Exercise brief. Repeat the material verbatim and drop the pictures.

Record list.
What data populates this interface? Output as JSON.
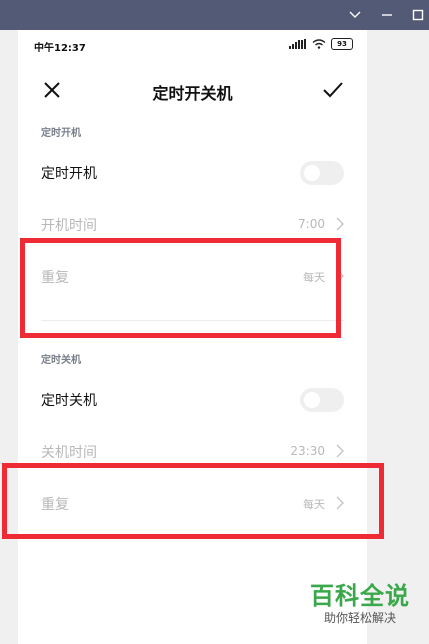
{
  "status": {
    "time": "中午12:37",
    "battery": "93"
  },
  "header": {
    "title": "定时开关机"
  },
  "power_on": {
    "section_label": "定时开机",
    "toggle_label": "定时开机",
    "toggle_on": false,
    "time_label": "开机时间",
    "time_value": "7:00",
    "repeat_label": "重复",
    "repeat_value": "每天"
  },
  "power_off": {
    "section_label": "定时关机",
    "toggle_label": "定时关机",
    "toggle_on": false,
    "time_label": "关机时间",
    "time_value": "23:30",
    "repeat_label": "重复",
    "repeat_value": "每天"
  },
  "watermark": {
    "title": "百科全说",
    "subtitle": "助你轻松解决"
  },
  "colors": {
    "highlight": "#ee2b35",
    "window_bar": "#525a76",
    "watermark_green": "#3aa84a"
  }
}
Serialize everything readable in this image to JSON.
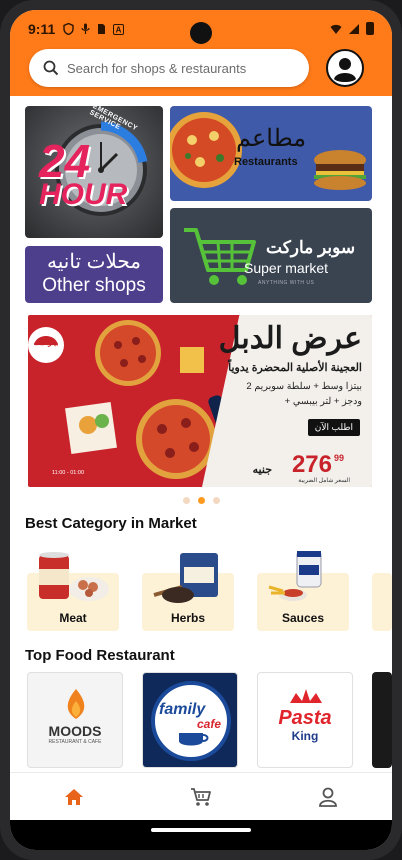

Written answer.
What data populates this interface? Output as JSON.
{
  "status": {
    "time": "中午12:37",
    "battery": "93"
  },
  "header": {
    "title": "定时开关机"
  },
  "power_on": {
    "section_label": "定时开机",
    "toggle_label": "定时开机",
    "toggle_on": false,
    "time_label": "开机时间",
    "time_value": "7:00",
    "repeat_label": "重复",
    "repeat_value": "每天"
  },
  "power_off": {
    "section_label": "定时关机",
    "toggle_label": "定时关机",
    "toggle_on": false,
    "time_label": "关机时间",
    "time_value": "23:30",
    "repeat_label": "重复",
    "repeat_value": "每天"
  },
  "watermark": {
    "title": "百科全说",
    "subtitle": "助你轻松解决"
  },
  "colors": {
    "highlight": "#ee2b35",
    "window_bar": "#525a76",
    "watermark_green": "#3aa84a"
  }
}
Serialize everything readable in this image to JSON.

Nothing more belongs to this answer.